§ **RECORDED DATA**
========================================

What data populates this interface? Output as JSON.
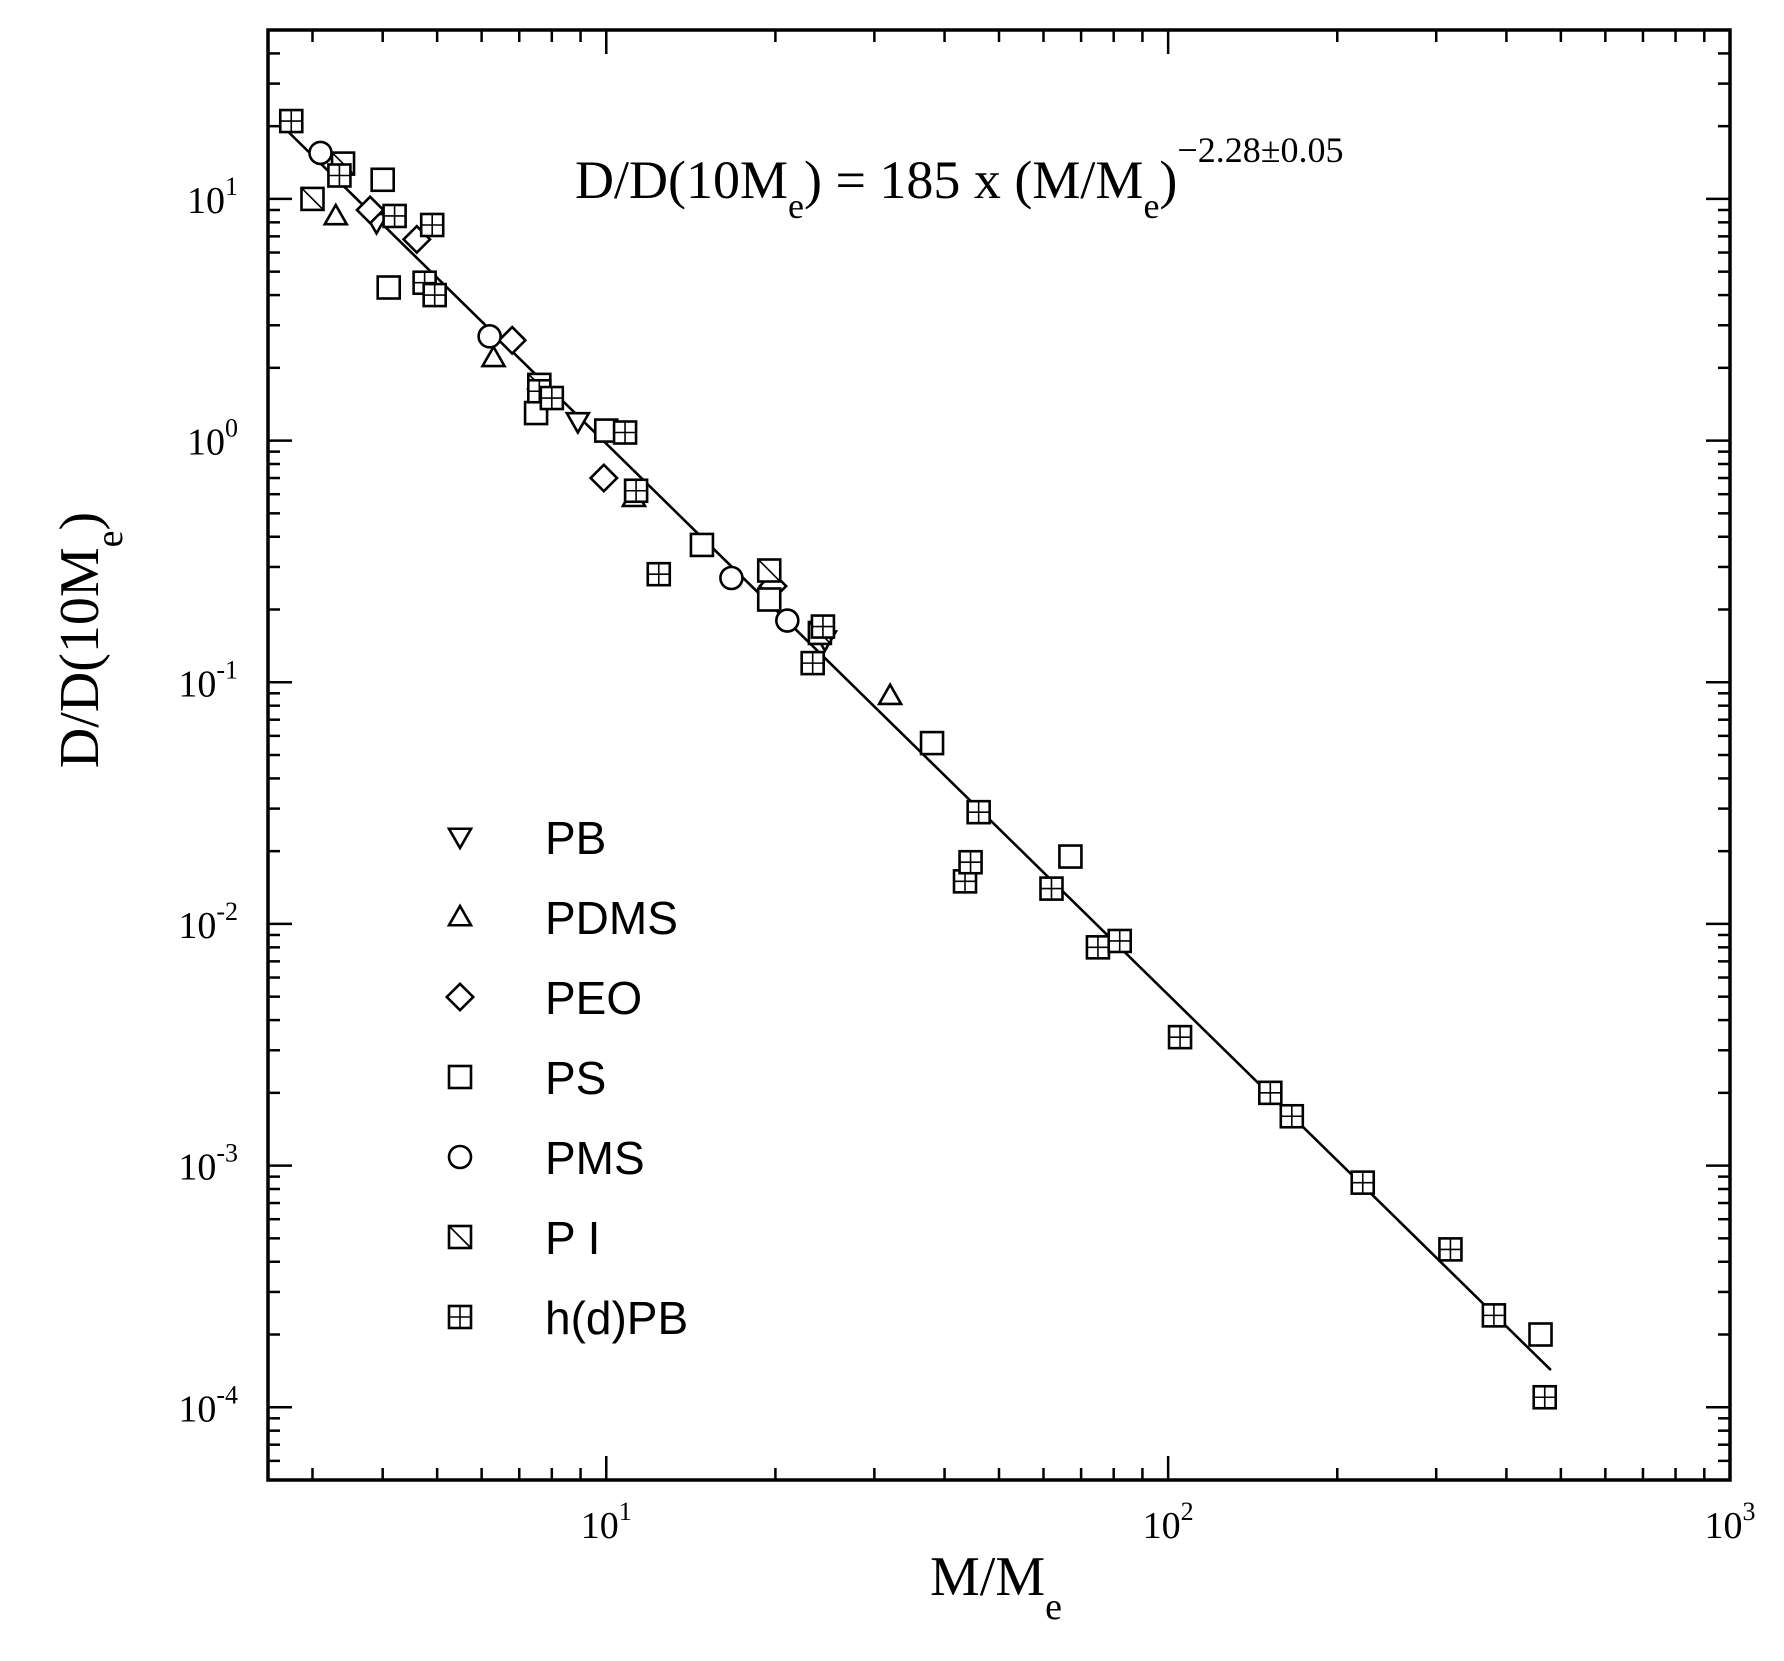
{
  "chart_data": {
    "type": "scatter",
    "title": "",
    "xlabel": {
      "main": "M/M",
      "sub": "e"
    },
    "ylabel": {
      "main": "D/D(10M",
      "sub": "e",
      "close": ")"
    },
    "xscale": "log",
    "yscale": "log",
    "xlim": [
      2.5,
      1000
    ],
    "ylim": [
      5e-05,
      50
    ],
    "x_ticks": [
      {
        "value": 10,
        "base": "10",
        "exp": "1"
      },
      {
        "value": 100,
        "base": "10",
        "exp": "2"
      },
      {
        "value": 1000,
        "base": "10",
        "exp": "3"
      }
    ],
    "y_ticks": [
      {
        "value": 0.0001,
        "base": "10",
        "exp": "-4"
      },
      {
        "value": 0.001,
        "base": "10",
        "exp": "-3"
      },
      {
        "value": 0.01,
        "base": "10",
        "exp": "-2"
      },
      {
        "value": 0.1,
        "base": "10",
        "exp": "-1"
      },
      {
        "value": 1,
        "base": "10",
        "exp": "0"
      },
      {
        "value": 10,
        "base": "10",
        "exp": "1"
      }
    ],
    "annotation": {
      "lhs_main": "D/D(10M",
      "lhs_sub": "e",
      "mid": ") = 185 x (M/M",
      "rhs_sub": "e",
      "close": ")",
      "exponent": "−2.28±0.05"
    },
    "fit_line": {
      "prefactor": 185,
      "exponent": -2.28,
      "x_range": [
        2.7,
        480
      ]
    },
    "legend_position": "lower-left",
    "series": [
      {
        "name": "PB",
        "marker": "triangle-down",
        "points": [
          [
            3.9,
            8.0
          ],
          [
            7.6,
            1.5
          ],
          [
            8.9,
            1.2
          ],
          [
            24.5,
            0.15
          ]
        ]
      },
      {
        "name": "PDMS",
        "marker": "triangle-up",
        "points": [
          [
            3.3,
            8.5
          ],
          [
            6.3,
            2.2
          ],
          [
            11.2,
            0.58
          ],
          [
            32.0,
            0.088
          ]
        ]
      },
      {
        "name": "PEO",
        "marker": "diamond",
        "points": [
          [
            3.8,
            9.0
          ],
          [
            4.6,
            6.8
          ],
          [
            6.8,
            2.6
          ],
          [
            9.9,
            0.7
          ],
          [
            19.8,
            0.25
          ]
        ]
      },
      {
        "name": "PS",
        "marker": "square",
        "points": [
          [
            4.1,
            4.3
          ],
          [
            4.0,
            12.0
          ],
          [
            7.5,
            1.3
          ],
          [
            10.0,
            1.1
          ],
          [
            14.8,
            0.37
          ],
          [
            19.5,
            0.22
          ],
          [
            38.0,
            0.056
          ],
          [
            67.0,
            0.019
          ],
          [
            460.0,
            0.0002
          ]
        ]
      },
      {
        "name": "PMS",
        "marker": "circle",
        "points": [
          [
            3.1,
            15.5
          ],
          [
            6.2,
            2.7
          ],
          [
            16.7,
            0.27
          ],
          [
            21.0,
            0.18
          ]
        ]
      },
      {
        "name": "P I",
        "marker": "square-slash",
        "points": [
          [
            3.0,
            10.0
          ],
          [
            3.4,
            14.0
          ],
          [
            7.6,
            1.7
          ],
          [
            19.5,
            0.29
          ],
          [
            24.0,
            0.16
          ]
        ]
      },
      {
        "name": "h(d)PB",
        "marker": "square-grid",
        "points": [
          [
            2.75,
            21.0
          ],
          [
            3.35,
            12.5
          ],
          [
            4.2,
            8.5
          ],
          [
            4.9,
            7.8
          ],
          [
            4.75,
            4.5
          ],
          [
            4.95,
            4.0
          ],
          [
            7.6,
            1.6
          ],
          [
            8.0,
            1.5
          ],
          [
            10.8,
            1.08
          ],
          [
            11.3,
            0.62
          ],
          [
            12.4,
            0.28
          ],
          [
            23.3,
            0.12
          ],
          [
            24.3,
            0.17
          ],
          [
            46.0,
            0.029
          ],
          [
            43.5,
            0.015
          ],
          [
            44.5,
            0.018
          ],
          [
            62.0,
            0.014
          ],
          [
            75.0,
            0.008
          ],
          [
            82.0,
            0.0085
          ],
          [
            105.0,
            0.0034
          ],
          [
            152.0,
            0.002
          ],
          [
            166.0,
            0.0016
          ],
          [
            222.0,
            0.00085
          ],
          [
            318.0,
            0.00045
          ],
          [
            380.0,
            0.00024
          ],
          [
            468.0,
            0.00011
          ]
        ]
      }
    ]
  }
}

========================================

§ **TASK GOAL**
Go through the material and select each line with the string "marker" in it.

§ **FULL SOLUTION**
        "marker": "triangle-down",
        "marker": "triangle-up",
        "marker": "diamond",
        "marker": "square",
        "marker": "circle",
        "marker": "square-slash",
        "marker": "square-grid",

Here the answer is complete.